[Data entries for graphics]
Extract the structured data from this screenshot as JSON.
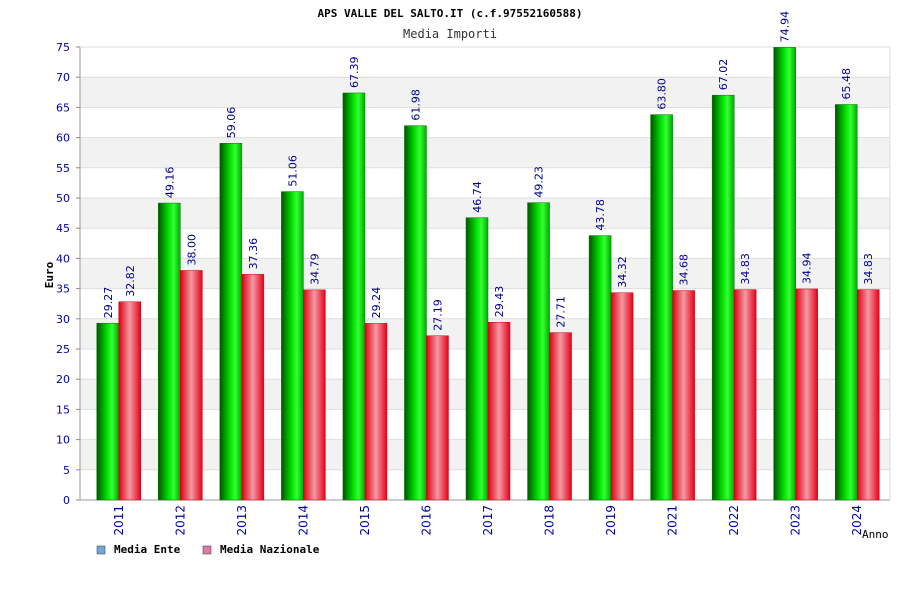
{
  "chart_data": {
    "type": "bar",
    "title": "APS VALLE DEL SALTO.IT (c.f.97552160588)",
    "subtitle": "Media Importi",
    "xlabel": "Anno",
    "ylabel": "Euro",
    "ylim": [
      0,
      75
    ],
    "yticks": [
      0,
      5,
      10,
      15,
      20,
      25,
      30,
      35,
      40,
      45,
      50,
      55,
      60,
      65,
      70,
      75
    ],
    "grid": true,
    "legend_position": "bottom-left",
    "categories": [
      "2011",
      "2012",
      "2013",
      "2014",
      "2015",
      "2016",
      "2017",
      "2018",
      "2019",
      "2021",
      "2022",
      "2023",
      "2024"
    ],
    "series": [
      {
        "name": "Media Ente",
        "color": "#00cc00",
        "legend_color": "#6fa8dc",
        "values": [
          29.27,
          49.16,
          59.06,
          51.06,
          67.39,
          61.98,
          46.74,
          49.23,
          43.78,
          63.8,
          67.02,
          74.94,
          65.48
        ],
        "labels": [
          "29.27",
          "49.16",
          "59.06",
          "51.06",
          "67.39",
          "61.98",
          "46.74",
          "49.23",
          "43.78",
          "63.80",
          "67.02",
          "74.94",
          "65.48"
        ]
      },
      {
        "name": "Media Nazionale",
        "color": "#ee1122",
        "legend_color": "#e07aa8",
        "values": [
          32.82,
          38.0,
          37.36,
          34.79,
          29.24,
          27.19,
          29.43,
          27.71,
          34.32,
          34.68,
          34.83,
          34.94,
          34.83
        ],
        "labels": [
          "32.82",
          "38.00",
          "37.36",
          "34.79",
          "29.24",
          "27.19",
          "29.43",
          "27.71",
          "34.32",
          "34.68",
          "34.83",
          "34.94",
          "34.83"
        ]
      }
    ]
  }
}
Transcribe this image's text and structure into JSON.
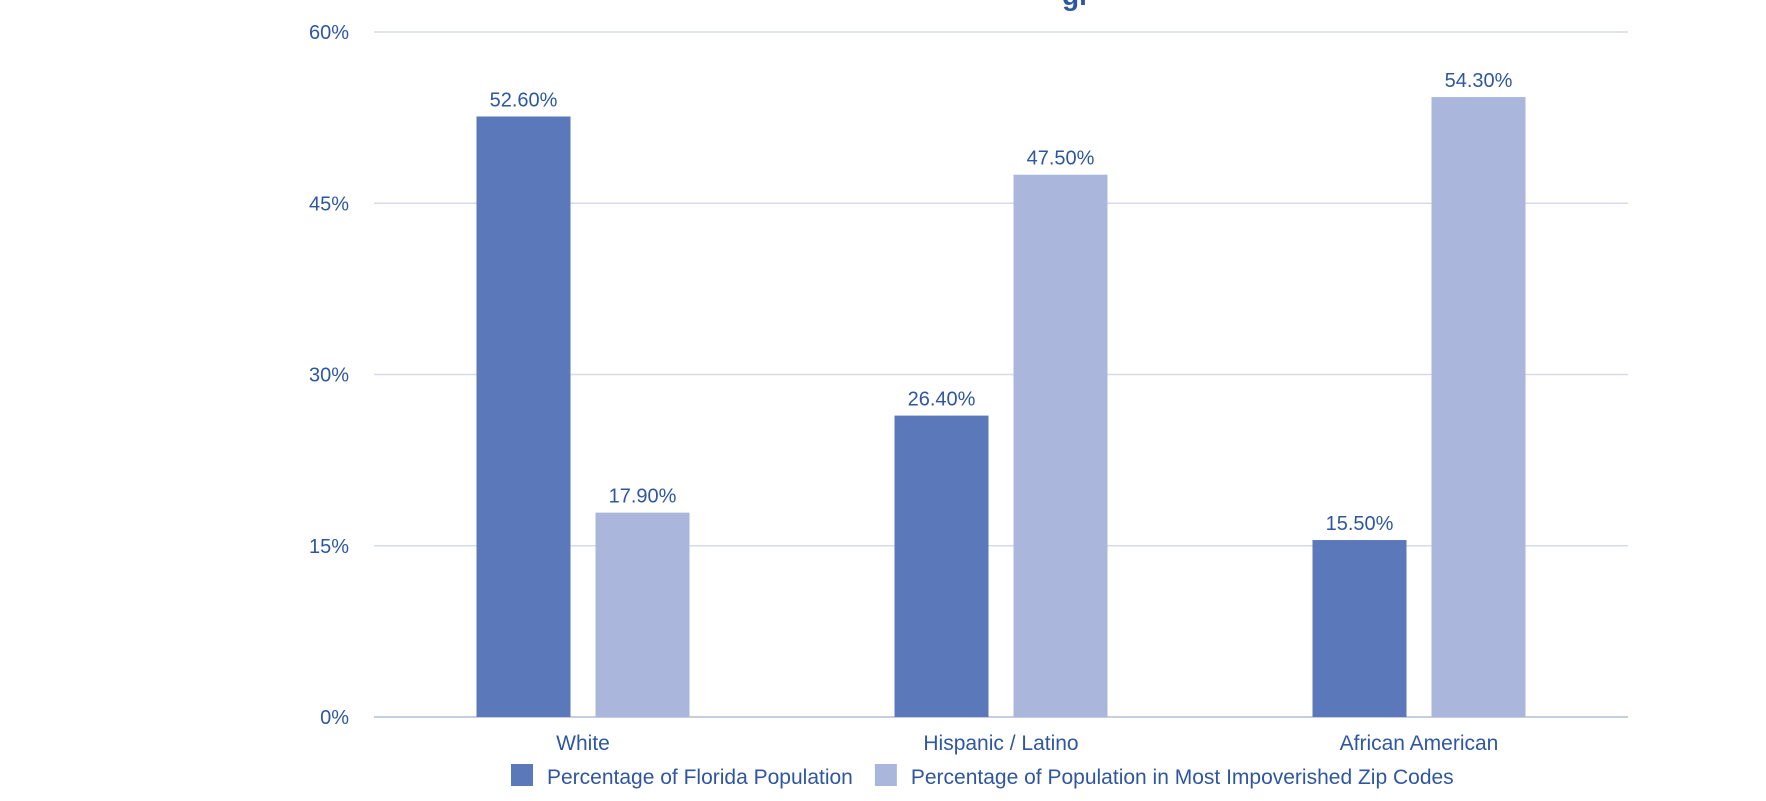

▶ _YOUR INSTRUCTIONS_: Pull every line holding "name" out of the records.

▶ _EXPECTED ANSWER_:
        "name": "Media Ente",
        "name": "Media Nazionale",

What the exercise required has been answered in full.